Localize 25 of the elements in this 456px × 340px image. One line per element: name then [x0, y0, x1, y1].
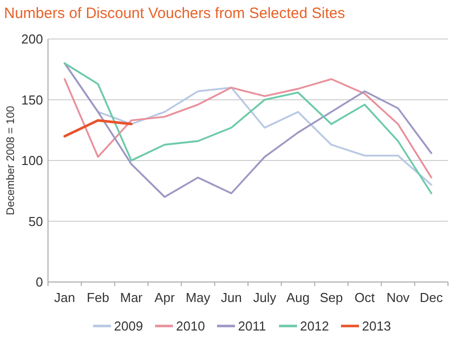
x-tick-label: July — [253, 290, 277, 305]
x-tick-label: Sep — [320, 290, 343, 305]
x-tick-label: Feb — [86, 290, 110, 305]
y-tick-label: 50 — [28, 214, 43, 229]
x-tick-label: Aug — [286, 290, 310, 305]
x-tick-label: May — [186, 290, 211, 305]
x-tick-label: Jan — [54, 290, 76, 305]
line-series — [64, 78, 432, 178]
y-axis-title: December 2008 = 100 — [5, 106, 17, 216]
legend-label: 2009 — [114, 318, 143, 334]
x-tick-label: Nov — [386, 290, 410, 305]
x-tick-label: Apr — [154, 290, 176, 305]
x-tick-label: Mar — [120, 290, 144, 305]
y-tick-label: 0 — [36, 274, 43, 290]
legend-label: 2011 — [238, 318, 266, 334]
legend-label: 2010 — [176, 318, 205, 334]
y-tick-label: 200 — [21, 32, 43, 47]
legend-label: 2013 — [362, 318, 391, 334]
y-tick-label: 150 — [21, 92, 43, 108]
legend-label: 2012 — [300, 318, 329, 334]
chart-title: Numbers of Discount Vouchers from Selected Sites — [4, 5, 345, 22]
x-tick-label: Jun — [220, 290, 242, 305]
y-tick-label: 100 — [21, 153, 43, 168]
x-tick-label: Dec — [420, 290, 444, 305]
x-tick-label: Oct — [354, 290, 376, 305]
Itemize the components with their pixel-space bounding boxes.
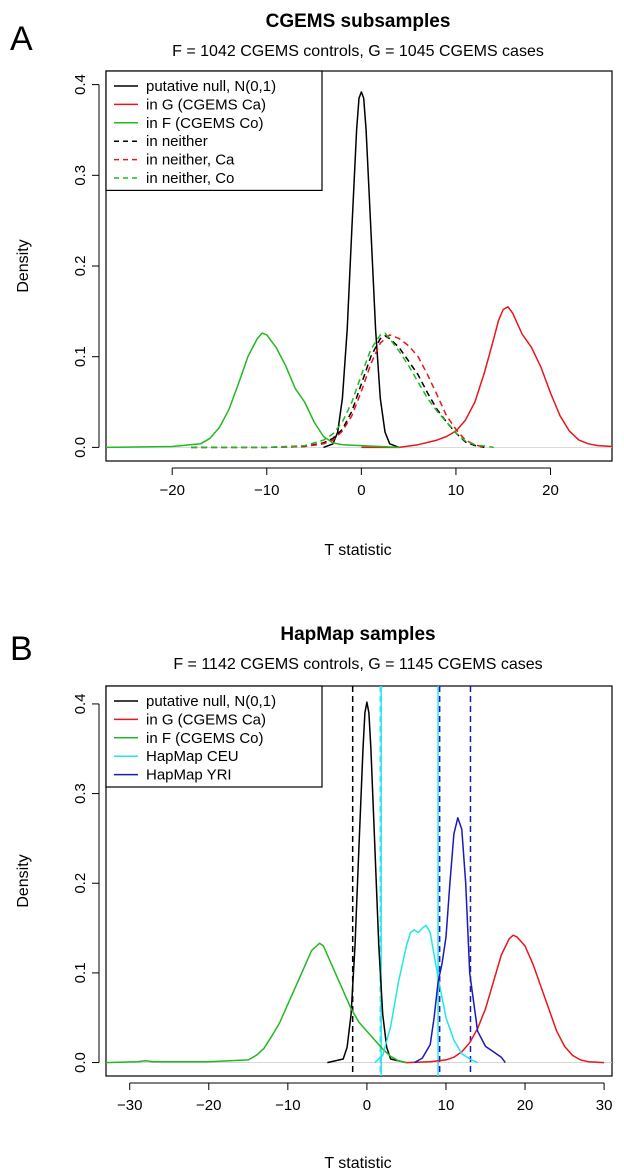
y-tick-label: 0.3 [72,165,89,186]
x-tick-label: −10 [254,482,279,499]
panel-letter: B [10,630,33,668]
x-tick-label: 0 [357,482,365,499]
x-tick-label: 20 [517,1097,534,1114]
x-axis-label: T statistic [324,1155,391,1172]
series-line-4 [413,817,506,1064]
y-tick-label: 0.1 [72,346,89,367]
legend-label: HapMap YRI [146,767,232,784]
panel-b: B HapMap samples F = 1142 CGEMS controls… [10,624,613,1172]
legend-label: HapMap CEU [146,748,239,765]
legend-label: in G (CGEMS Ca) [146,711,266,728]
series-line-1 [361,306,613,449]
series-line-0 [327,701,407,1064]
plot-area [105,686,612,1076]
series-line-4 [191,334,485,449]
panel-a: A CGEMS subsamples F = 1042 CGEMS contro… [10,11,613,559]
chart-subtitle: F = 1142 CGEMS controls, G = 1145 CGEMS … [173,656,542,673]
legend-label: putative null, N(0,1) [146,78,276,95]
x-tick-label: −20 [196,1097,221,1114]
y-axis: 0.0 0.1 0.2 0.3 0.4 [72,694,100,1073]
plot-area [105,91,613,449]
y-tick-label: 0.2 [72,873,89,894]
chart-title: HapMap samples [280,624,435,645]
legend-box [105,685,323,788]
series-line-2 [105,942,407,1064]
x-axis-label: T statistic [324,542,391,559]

━━━━━━━━

PROBLEM:
Lay out every line of the data above as a Markdown table with the columns "Row" and "Line": a row number, then the line. Leave out blank lines and the pictures.

FULL RESPONSE:
| Row | Line |
|---|---|
| 1 | Localize 25 of the elements in this 456px × 340px image. One line per element: name then [x0, y0, x1, y1]. |
| 2 | x-tick-label: July — [253, 290, 277, 305] |
| 3 | x-tick-label: Sep — [320, 290, 343, 305] |
| 4 | x-tick-label: Feb — [86, 290, 110, 305] |
| 5 | y-tick-label: 50 — [28, 214, 43, 229] |
| 6 | x-tick-label: Aug — [286, 290, 310, 305] |
| 7 | x-tick-label: May — [186, 290, 211, 305] |
| 8 | x-tick-label: Jan — [54, 290, 76, 305] |
| 9 | line-series — [64, 78, 432, 178] |
| 10 | y-axis-title: December 2008 = 100 — [5, 106, 17, 216] |
| 11 | legend-label: 2009 — [114, 318, 143, 334] |
| 12 | x-tick-label: Nov — [386, 290, 410, 305] |
| 13 | x-tick-label: Apr — [154, 290, 176, 305] |
| 14 | x-tick-label: Mar — [120, 290, 144, 305] |
| 15 | y-tick-label: 0 — [36, 274, 43, 290] |
| 16 | legend-label: 2011 — [238, 318, 266, 334] |
| 17 | legend-label: 2010 — [176, 318, 205, 334] |
| 18 | y-tick-label: 200 — [21, 32, 43, 47] |
| 19 | legend-label: 2013 — [362, 318, 391, 334] |
| 20 | y-tick-label: 150 — [21, 92, 43, 108] |
| 21 | legend-label: 2012 — [300, 318, 329, 334] |
| 22 | chart-title: Numbers of Discount Vouchers from Selected Sites — [4, 5, 345, 22] |
| 23 | x-tick-label: Jun — [220, 290, 242, 305] |
| 24 | y-tick-label: 100 — [21, 153, 43, 168] |
| 25 | x-tick-label: Dec — [420, 290, 444, 305] |
| 26 | x-tick-label: Oct — [354, 290, 376, 305] |
| 27 | Itemize the components with their pixel-space bounding boxes. |
| 28 | y-tick-label: 0.3 [72,165,89,186] |
| 29 | x-tick-label: −10 [254,482,279,499] |
| 30 | panel-letter: B [10,630,33,668] |
| 31 | x-tick-label: 0 [357,482,365,499] |
| 32 | x-tick-label: 20 [517,1097,534,1114] |
| 33 | x-axis-label: T statistic [324,1155,391,1172] |
| 34 | series-line-4 [413,817,506,1064] |
| 35 | y-tick-label: 0.1 [72,346,89,367] |
| 36 | legend-label: HapMap YRI [146,767,232,784] |
| 37 | panel-b: B HapMap samples F = 1142 CGEMS controls… [10,624,613,1172] |
| 38 | legend-label: HapMap CEU [146,748,239,765] |
| 39 | legend-label: in G (CGEMS Ca) [146,711,266,728] |
| 40 | series-line-1 [361,306,613,449] |
| 41 | series-line-0 [327,701,407,1064] |
| 42 | plot-area [105,686,612,1076] |
| 43 | series-line-4 [191,334,485,449] |
| 44 | panel-a: A CGEMS subsamples F = 1042 CGEMS contro… [10,11,613,559] |
| 45 | chart-subtitle: F = 1142 CGEMS controls, G = 1145 CGEMS … [173,656,542,673] |
| 46 | legend-label: putative null, N(0,1) [146,78,276,95] |
| 47 | x-tick-label: −20 [196,1097,221,1114] |
| 48 | y-axis: 0.0 0.1 0.2 0.3 0.4 [72,694,100,1073] |
| 49 | plot-area [105,91,613,449] |
| 50 | y-tick-label: 0.2 [72,873,89,894] |
| 51 | chart-title: HapMap samples [280,624,435,645] |
| 52 | legend-box [105,685,323,788] |
| 53 | series-line-2 [105,942,407,1064] |
| 54 | x-axis-label: T statistic [324,542,391,559] |